Passage:
Had the strangest problem with nagios today. I noticed that I was not recieving email notifications when services went down. Nagios would log that it saw the problem and update the webpage correctly but when it came to sending an email notification I got nothing. It logged that the emails went out in it's log but when watching for it on the nagios machine you saw nothing. The log looked like this:
Oct 27 16:02:02 nagios nagios: SERVICE ALERT: mail;SSH;CRITICAL;HARD;5;CRITICAL - Socket timeout after 10 seconds Oct 27 16:02:02 nagios nagios: SERVICE NOTIFICATION: tech1;mail;SSH;CRITICAL;notify-by-email;CRITICAL - Socket timeout after 10 seconds
Postfix had not logged an email going out. Tcpdump showed no emails going out when it was supposedly sent the email. I was confused to say the least.
Nagios uses regular unix programs (printf and mail) to send it's email. I tried using the line nagios uses to send mail on the machine and it went out fine. I finally broke down and compiled nagios with ultra (all) debug turned on. The webpage will not work with debug turned on but the notifications and checks will. When it came time to send the mail this is what I saw:
/tmp/RshkRO1F: Permission denied
Permissions on /tmp ??? WTF? Sure enough /tmp's permissions were screwed up. Showing:
drwxr-xr-x 5 100 users 4096 Oct 27 15:58 tmp
So setting them back to the correct perms (below) fixed the problem right up. Mail could not create a temp file to send out its email. Nagios does not seem to check if the mail went out correctly so you end up with nothing being logged anywhere.
chown root:root /tmp
chmod 1777 /tmp

Exercises:
**A)** Copy from the Nagios post the passage that begins at the words "Had the strangest" and stops after "say the least.", reproducing it word for word.
**B)** According to the Nagios post, what could mail not do that prevented it from sending its email?
**C)** State whether each statement agrees with the Nagios post, answering yes or no and quoting the words of the post that decide it: (i) Nagios updated the webpage correctly when it saw the problem. (ii) Postfix logged the outgoing email. (iii) The webpage works with debug turned on.

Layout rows
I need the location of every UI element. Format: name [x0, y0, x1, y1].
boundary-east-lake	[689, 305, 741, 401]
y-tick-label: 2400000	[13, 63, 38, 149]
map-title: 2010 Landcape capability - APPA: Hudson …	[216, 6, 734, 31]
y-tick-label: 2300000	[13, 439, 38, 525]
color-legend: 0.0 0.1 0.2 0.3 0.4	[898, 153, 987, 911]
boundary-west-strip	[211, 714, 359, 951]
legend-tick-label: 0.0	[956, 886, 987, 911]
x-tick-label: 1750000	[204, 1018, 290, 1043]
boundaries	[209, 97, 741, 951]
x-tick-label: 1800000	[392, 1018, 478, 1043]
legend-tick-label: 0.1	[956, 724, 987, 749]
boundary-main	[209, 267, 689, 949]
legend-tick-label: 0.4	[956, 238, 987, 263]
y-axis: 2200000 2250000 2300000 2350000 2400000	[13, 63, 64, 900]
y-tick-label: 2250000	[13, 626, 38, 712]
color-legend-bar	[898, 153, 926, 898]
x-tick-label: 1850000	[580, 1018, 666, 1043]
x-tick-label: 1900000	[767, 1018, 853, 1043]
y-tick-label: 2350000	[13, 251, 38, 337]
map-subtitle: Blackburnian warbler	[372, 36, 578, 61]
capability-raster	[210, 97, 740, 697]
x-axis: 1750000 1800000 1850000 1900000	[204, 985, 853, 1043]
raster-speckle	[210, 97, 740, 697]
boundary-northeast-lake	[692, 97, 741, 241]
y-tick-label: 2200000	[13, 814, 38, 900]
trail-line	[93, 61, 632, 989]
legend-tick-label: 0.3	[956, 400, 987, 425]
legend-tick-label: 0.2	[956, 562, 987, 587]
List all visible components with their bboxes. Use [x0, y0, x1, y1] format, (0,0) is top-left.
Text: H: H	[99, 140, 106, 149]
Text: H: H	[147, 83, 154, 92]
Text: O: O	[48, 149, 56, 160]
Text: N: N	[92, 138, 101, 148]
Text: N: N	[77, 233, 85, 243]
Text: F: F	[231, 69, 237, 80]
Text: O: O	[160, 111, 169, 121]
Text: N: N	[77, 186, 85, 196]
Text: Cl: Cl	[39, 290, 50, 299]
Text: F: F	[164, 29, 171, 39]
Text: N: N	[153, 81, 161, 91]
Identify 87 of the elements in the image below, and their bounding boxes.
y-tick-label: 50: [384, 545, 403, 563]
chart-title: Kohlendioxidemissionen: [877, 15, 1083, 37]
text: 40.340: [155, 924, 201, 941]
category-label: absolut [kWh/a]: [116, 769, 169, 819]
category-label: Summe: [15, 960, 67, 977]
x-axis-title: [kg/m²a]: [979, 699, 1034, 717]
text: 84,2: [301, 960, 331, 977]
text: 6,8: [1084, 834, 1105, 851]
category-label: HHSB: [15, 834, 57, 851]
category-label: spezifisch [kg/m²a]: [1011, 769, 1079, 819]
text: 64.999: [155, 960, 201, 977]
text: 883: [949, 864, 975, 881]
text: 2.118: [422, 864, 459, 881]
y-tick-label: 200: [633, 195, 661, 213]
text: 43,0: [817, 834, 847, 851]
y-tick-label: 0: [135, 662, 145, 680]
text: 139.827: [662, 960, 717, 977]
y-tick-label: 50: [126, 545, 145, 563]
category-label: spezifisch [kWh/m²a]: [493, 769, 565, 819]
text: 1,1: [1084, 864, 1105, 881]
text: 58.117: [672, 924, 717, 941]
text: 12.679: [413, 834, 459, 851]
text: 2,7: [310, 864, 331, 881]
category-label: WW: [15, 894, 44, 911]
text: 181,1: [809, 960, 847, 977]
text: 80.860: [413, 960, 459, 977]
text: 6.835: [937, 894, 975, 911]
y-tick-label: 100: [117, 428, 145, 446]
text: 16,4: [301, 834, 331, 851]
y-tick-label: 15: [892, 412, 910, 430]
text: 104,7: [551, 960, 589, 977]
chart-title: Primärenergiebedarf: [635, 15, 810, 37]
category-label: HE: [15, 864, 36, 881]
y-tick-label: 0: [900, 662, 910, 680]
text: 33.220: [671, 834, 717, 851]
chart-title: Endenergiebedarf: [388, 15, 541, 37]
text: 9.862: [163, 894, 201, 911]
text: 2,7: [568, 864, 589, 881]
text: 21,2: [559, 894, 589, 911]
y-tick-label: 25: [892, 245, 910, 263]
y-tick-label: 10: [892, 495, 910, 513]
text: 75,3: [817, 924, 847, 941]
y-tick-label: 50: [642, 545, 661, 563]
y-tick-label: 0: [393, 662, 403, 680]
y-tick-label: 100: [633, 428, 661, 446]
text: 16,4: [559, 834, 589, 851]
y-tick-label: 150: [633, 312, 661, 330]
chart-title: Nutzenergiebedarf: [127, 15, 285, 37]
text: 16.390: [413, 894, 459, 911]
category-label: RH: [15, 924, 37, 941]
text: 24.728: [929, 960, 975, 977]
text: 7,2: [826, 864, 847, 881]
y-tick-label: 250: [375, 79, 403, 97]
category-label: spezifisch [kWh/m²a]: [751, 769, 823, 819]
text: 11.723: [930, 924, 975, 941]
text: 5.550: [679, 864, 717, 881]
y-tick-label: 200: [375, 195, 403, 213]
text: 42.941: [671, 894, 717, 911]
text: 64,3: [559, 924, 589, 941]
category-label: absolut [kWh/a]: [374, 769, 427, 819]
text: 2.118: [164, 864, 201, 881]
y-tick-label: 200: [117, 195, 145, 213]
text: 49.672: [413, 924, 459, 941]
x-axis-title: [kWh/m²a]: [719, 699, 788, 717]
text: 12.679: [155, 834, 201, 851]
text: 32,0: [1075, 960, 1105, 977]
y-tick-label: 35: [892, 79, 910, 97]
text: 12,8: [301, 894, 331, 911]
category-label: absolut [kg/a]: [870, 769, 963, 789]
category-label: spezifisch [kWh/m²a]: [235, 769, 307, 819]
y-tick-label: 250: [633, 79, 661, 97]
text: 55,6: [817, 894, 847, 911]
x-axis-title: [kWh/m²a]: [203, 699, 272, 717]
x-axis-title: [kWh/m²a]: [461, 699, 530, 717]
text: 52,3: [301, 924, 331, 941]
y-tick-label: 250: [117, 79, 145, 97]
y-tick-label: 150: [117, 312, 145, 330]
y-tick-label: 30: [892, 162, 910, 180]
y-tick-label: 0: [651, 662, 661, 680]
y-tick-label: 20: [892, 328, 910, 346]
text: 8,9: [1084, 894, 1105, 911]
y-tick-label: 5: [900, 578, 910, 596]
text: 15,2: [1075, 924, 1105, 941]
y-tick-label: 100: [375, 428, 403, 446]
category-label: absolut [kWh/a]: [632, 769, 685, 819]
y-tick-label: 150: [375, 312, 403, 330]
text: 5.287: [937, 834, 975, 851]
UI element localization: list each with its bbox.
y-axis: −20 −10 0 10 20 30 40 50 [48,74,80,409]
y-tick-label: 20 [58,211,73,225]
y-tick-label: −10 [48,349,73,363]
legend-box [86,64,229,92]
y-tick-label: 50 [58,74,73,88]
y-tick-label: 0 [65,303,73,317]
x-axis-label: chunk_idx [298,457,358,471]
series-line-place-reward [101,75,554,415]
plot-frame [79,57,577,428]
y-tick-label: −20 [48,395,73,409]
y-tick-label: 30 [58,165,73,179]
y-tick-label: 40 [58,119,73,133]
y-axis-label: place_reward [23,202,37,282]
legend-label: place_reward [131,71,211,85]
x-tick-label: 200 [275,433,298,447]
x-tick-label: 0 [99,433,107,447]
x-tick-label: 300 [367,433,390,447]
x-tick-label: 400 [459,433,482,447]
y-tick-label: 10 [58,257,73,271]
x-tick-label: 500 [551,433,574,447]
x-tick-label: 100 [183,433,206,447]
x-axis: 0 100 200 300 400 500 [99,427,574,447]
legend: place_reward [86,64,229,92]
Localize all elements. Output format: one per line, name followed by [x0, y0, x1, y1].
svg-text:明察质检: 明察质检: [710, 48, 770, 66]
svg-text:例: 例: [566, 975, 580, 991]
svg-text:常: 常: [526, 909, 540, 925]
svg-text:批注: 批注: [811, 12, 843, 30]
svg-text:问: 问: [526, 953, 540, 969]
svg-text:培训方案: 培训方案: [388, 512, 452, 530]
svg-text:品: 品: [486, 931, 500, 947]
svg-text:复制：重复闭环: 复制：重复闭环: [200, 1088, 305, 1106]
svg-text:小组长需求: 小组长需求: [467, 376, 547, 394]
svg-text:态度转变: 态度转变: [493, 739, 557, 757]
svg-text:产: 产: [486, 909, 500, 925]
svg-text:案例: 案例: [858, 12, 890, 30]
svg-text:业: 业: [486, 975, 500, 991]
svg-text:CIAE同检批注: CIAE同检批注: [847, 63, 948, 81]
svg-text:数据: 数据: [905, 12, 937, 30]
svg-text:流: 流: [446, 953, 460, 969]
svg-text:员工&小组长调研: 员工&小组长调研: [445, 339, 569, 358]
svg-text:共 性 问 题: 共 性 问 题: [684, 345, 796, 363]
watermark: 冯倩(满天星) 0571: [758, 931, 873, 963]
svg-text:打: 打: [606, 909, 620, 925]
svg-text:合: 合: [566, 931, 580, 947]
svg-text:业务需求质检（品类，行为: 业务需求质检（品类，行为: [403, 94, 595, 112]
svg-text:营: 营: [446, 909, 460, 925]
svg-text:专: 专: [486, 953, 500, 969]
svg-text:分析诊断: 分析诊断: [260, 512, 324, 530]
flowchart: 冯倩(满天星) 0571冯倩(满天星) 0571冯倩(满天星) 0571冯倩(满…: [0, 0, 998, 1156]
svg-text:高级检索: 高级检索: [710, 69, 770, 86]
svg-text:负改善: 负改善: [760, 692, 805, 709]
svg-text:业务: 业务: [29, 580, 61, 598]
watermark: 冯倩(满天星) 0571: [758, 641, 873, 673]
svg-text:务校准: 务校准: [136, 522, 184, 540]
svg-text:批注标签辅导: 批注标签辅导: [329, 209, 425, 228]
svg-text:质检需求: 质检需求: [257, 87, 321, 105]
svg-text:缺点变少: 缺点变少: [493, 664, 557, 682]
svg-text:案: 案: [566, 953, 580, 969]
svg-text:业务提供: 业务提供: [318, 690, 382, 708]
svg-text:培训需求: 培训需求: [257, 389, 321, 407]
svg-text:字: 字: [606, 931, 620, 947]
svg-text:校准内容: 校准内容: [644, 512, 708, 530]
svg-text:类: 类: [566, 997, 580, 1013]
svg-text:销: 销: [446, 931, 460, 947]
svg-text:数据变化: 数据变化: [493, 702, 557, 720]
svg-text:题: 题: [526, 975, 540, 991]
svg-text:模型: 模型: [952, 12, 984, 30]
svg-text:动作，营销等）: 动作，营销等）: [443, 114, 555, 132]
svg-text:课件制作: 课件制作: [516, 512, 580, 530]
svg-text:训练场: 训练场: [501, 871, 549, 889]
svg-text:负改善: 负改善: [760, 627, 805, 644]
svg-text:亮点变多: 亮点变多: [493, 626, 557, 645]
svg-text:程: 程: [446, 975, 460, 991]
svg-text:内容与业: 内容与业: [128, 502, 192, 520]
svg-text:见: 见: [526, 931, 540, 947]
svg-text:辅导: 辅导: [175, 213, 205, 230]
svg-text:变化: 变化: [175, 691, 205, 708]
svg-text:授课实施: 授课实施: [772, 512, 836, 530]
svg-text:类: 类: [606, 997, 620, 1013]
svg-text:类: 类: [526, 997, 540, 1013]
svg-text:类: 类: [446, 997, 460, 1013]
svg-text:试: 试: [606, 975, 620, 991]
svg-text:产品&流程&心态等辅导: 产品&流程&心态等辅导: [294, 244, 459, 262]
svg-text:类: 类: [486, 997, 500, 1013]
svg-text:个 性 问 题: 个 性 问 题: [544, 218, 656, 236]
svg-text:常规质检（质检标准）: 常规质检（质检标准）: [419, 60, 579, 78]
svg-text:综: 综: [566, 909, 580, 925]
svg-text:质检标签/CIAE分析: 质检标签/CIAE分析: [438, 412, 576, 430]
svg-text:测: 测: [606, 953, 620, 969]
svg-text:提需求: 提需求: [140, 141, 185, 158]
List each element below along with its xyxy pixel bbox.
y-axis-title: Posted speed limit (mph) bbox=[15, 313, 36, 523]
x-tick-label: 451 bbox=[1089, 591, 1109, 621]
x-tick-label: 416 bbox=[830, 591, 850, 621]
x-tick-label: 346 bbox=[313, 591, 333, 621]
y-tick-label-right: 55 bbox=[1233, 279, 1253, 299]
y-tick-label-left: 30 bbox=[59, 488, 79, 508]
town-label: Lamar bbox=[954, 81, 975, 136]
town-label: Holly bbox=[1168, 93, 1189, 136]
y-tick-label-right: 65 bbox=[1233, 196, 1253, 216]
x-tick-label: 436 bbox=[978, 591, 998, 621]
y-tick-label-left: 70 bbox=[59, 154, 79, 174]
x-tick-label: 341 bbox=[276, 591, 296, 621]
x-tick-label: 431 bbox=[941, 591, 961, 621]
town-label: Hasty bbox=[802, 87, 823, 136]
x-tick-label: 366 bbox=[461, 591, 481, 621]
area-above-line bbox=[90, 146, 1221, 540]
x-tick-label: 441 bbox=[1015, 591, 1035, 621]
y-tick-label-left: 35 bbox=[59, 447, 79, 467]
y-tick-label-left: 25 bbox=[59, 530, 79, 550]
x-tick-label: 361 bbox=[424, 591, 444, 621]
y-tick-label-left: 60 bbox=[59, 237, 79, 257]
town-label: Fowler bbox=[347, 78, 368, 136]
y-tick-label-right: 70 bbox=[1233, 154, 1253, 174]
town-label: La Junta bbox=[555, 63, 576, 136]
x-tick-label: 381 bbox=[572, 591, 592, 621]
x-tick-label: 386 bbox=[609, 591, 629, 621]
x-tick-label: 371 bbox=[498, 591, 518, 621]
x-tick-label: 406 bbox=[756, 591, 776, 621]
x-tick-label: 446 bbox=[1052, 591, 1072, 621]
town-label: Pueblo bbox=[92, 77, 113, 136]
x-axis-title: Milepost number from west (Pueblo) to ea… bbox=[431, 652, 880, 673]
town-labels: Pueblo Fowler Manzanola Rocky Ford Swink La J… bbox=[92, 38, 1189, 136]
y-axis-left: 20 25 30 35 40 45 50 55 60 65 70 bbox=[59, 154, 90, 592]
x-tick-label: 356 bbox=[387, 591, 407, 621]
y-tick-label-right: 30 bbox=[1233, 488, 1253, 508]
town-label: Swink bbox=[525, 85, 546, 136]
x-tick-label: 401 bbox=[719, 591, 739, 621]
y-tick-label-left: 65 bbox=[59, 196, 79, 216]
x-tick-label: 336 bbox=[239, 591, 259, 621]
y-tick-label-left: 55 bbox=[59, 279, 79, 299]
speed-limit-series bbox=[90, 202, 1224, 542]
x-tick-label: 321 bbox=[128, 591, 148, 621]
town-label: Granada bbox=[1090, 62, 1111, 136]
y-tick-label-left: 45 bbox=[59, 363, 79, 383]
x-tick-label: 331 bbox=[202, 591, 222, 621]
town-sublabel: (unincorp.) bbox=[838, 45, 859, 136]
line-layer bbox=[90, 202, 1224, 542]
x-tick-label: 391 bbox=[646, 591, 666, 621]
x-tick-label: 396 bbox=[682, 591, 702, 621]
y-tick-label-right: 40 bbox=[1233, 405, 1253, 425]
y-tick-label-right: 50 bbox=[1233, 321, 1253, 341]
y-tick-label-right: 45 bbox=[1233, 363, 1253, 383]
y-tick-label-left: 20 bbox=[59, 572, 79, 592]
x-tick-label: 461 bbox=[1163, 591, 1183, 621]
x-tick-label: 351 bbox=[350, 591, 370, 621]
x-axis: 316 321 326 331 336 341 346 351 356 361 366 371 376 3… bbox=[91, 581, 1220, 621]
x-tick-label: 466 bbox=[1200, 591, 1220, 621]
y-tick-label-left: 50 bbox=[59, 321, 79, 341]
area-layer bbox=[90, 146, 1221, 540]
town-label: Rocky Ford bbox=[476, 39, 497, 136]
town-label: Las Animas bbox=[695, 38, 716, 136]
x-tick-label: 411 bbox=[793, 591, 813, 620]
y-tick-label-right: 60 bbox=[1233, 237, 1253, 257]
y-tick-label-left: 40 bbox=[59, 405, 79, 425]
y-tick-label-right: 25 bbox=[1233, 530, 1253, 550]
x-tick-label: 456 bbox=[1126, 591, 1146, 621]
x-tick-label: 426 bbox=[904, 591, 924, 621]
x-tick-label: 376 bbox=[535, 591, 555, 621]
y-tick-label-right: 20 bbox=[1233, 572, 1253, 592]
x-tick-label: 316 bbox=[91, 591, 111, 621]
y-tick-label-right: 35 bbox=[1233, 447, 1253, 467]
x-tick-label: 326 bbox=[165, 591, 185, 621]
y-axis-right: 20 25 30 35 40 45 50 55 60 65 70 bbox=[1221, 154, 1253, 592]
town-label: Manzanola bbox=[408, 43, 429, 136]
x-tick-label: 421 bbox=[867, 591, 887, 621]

Outputs:
**A)**
Had the strangest problem with nagios today. I noticed that I was not recieving email notifications when services went down. Nagios would log that it saw the problem and update the webpage correctly but when it came to sending an email notification I got nothing. It logged that the emails went out in it's log but when watching for it on the nagios machine you saw nothing. The log looked like this:
Oct 27 16:02:02 nagios nagios: SERVICE ALERT: mail;SSH;CRITICAL;HARD;5;CRITICAL - Socket timeout after 10 seconds Oct 27 16:02:02 nagios nagios: SERVICE NOTIFICATION: tech1;mail;SSH;CRITICAL;notify-by-email;CRITICAL - Socket timeout after 10 seconds
Postfix had not logged an email going out. Tcpdump showed no emails going out when it was supposedly sent the email. I was confused to say the least.

**B)** Mail could not create a temp file to send out its email.

**C)**
(i) Yes: "Nagios would log that it saw the problem and update the webpage correctly"
(ii) No: "Postfix had not logged an email going out."
(iii) No: "The webpage will not work with debug turned on"